[Dataset rows]
───

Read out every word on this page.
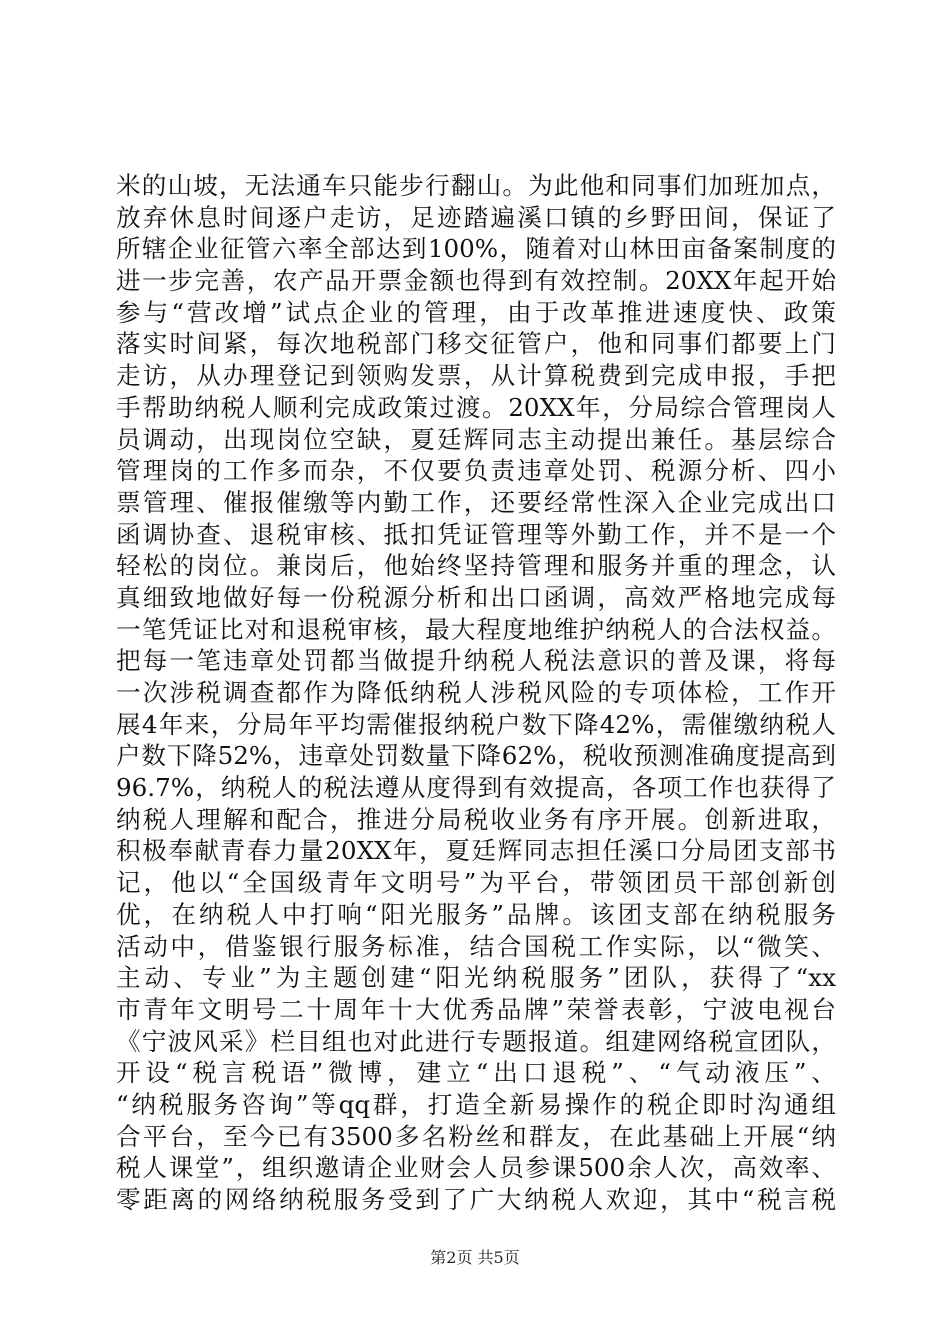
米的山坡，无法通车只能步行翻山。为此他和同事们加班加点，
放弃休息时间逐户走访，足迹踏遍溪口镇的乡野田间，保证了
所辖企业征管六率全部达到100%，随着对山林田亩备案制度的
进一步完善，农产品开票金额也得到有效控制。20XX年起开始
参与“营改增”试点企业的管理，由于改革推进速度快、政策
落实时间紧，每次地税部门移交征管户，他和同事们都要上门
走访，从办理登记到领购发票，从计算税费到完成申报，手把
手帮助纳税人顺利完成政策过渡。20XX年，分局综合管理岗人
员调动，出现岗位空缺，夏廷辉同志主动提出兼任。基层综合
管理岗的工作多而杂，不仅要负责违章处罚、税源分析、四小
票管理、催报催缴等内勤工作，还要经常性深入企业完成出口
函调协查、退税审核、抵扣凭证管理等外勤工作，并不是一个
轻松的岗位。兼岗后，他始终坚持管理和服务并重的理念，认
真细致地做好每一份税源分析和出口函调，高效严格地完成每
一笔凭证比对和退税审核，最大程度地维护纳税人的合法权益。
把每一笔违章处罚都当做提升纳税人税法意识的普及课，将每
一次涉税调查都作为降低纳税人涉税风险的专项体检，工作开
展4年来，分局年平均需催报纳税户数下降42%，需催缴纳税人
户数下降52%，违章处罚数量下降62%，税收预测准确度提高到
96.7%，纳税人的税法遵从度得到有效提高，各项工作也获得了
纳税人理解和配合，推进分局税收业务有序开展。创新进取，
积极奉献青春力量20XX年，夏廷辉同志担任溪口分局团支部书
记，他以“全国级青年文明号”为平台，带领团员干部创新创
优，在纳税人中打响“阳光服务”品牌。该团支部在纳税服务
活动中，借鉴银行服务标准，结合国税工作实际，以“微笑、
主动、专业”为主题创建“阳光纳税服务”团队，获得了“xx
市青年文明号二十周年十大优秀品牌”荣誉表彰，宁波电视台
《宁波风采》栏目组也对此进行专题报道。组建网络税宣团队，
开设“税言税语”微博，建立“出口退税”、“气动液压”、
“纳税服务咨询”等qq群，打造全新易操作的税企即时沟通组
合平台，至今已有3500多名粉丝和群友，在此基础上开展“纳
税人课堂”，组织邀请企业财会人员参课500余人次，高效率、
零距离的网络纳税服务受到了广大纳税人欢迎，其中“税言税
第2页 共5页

───

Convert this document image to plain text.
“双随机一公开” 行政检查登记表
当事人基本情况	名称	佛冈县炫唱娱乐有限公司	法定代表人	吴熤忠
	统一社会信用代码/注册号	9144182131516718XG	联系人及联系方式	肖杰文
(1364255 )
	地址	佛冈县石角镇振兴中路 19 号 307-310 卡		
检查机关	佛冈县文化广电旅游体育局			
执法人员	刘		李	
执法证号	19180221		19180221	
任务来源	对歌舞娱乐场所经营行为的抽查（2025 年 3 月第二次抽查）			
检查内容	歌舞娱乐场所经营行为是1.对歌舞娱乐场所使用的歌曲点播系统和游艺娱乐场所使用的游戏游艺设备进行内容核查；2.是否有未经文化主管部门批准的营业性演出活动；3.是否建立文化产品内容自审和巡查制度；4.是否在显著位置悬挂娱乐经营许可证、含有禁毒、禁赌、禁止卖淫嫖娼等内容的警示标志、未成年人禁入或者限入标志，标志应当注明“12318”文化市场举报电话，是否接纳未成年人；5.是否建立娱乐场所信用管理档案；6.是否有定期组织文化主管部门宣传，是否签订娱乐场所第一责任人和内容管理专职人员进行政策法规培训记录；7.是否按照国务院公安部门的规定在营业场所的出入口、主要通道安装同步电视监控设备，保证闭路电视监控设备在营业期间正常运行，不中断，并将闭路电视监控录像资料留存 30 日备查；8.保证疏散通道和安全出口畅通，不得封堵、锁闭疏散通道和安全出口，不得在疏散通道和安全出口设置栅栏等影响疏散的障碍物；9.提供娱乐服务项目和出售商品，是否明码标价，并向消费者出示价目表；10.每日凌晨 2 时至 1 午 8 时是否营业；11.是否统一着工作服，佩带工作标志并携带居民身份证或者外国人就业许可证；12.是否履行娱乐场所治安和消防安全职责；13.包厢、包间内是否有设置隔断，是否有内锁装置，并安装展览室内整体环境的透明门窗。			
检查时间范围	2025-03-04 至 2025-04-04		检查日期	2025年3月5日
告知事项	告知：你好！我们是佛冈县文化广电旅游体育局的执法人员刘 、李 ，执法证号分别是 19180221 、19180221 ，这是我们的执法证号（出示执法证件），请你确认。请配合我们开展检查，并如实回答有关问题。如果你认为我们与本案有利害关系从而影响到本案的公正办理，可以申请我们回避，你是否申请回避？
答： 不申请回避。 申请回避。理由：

───

## Task details
From the entries above, extract each line containing "this".

## Solved exercise
Read out every word on this page.
Convert this document image to plain text.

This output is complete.